Dataset entries:
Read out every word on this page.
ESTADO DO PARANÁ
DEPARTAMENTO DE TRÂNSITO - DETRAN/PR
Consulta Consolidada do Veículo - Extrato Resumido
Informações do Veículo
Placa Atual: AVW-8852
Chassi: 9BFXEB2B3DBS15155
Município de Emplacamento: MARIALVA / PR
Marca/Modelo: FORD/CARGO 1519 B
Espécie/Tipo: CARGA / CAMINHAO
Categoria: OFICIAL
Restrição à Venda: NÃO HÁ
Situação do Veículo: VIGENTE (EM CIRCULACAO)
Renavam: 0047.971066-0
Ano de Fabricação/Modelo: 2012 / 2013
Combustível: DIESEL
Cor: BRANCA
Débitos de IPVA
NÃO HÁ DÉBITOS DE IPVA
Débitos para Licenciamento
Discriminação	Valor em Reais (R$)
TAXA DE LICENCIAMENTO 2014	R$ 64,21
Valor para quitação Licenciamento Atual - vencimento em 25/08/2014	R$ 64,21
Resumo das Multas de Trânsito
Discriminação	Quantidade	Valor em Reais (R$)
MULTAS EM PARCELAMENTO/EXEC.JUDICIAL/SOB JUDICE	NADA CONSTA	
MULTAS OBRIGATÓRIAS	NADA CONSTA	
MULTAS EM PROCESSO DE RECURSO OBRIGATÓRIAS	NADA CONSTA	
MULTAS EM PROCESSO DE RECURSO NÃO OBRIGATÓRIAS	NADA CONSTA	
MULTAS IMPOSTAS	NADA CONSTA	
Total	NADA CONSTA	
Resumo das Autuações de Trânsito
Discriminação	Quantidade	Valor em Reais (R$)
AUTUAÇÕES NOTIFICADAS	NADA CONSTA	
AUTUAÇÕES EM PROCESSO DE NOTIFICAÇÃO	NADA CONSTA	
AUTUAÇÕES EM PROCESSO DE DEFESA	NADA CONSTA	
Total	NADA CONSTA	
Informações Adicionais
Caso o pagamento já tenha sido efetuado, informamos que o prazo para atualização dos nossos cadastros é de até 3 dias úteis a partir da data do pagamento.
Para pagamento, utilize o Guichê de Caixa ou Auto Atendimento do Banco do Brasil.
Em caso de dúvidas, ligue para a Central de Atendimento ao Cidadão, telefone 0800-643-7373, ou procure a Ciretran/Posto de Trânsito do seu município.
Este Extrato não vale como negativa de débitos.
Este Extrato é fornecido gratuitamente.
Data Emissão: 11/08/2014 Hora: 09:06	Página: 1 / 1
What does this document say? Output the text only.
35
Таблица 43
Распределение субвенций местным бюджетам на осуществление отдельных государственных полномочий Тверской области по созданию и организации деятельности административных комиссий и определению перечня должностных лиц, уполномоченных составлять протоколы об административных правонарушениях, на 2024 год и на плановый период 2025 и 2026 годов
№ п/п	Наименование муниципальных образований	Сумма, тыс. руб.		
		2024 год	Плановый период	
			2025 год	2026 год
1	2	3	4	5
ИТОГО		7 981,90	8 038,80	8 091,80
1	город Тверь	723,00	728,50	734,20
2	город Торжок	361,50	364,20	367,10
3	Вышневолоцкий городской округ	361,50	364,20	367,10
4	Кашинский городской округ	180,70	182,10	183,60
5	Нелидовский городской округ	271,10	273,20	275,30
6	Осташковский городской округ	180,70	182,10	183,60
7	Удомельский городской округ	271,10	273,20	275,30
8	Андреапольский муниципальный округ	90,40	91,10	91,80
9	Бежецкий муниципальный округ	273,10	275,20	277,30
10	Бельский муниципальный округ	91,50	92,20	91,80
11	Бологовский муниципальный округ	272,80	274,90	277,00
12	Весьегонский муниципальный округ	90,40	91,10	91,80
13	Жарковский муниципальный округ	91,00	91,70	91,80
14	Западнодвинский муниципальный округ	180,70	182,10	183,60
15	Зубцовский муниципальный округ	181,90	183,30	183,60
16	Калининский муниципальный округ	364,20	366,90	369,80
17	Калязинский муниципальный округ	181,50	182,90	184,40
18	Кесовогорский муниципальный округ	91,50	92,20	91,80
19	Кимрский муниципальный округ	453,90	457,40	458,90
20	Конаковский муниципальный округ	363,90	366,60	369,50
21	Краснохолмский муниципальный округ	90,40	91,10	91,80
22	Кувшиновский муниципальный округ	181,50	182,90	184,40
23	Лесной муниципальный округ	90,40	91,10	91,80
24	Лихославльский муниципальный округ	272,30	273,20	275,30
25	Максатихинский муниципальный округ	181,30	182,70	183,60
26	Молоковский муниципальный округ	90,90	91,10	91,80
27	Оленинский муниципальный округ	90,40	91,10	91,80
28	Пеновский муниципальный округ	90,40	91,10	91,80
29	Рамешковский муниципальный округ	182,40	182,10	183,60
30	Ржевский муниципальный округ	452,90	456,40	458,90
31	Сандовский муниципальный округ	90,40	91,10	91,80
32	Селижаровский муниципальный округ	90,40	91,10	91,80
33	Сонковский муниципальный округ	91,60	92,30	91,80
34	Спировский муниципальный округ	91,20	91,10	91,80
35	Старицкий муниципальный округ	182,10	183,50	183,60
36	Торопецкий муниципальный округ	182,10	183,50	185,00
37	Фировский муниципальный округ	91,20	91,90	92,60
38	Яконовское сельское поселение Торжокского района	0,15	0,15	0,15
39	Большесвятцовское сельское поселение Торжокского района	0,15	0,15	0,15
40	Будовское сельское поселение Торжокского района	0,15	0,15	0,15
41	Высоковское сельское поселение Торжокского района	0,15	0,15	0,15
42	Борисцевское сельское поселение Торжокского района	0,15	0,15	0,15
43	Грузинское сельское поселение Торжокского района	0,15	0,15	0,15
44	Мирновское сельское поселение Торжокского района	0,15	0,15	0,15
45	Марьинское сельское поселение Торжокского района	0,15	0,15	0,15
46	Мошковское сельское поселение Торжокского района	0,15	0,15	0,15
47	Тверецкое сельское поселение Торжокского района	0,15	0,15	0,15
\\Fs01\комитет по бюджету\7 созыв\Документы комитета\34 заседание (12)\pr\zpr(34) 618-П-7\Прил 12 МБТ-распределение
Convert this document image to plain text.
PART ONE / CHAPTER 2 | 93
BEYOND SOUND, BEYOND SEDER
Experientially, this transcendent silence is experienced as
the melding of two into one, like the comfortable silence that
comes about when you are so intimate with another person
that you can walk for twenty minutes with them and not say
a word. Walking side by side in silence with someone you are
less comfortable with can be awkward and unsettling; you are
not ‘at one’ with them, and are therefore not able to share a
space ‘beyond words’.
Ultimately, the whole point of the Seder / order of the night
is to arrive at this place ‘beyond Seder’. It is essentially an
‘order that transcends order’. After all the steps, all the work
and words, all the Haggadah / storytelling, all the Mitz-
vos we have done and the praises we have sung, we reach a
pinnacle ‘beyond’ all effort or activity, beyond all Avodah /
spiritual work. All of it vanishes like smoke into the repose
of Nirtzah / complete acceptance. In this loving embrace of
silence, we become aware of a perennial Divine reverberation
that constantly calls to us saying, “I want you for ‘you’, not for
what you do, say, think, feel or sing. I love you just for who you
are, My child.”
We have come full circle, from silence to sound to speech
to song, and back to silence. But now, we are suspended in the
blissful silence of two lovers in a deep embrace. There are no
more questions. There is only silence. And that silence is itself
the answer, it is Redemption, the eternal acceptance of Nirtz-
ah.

Problem to work on:
Find and copy every line in the entries above where the string "order" occurs.

Response for this exercise:
Ultimately, the whole point of the Seder / order of the night
‘order that transcends order’. After all the steps, all the work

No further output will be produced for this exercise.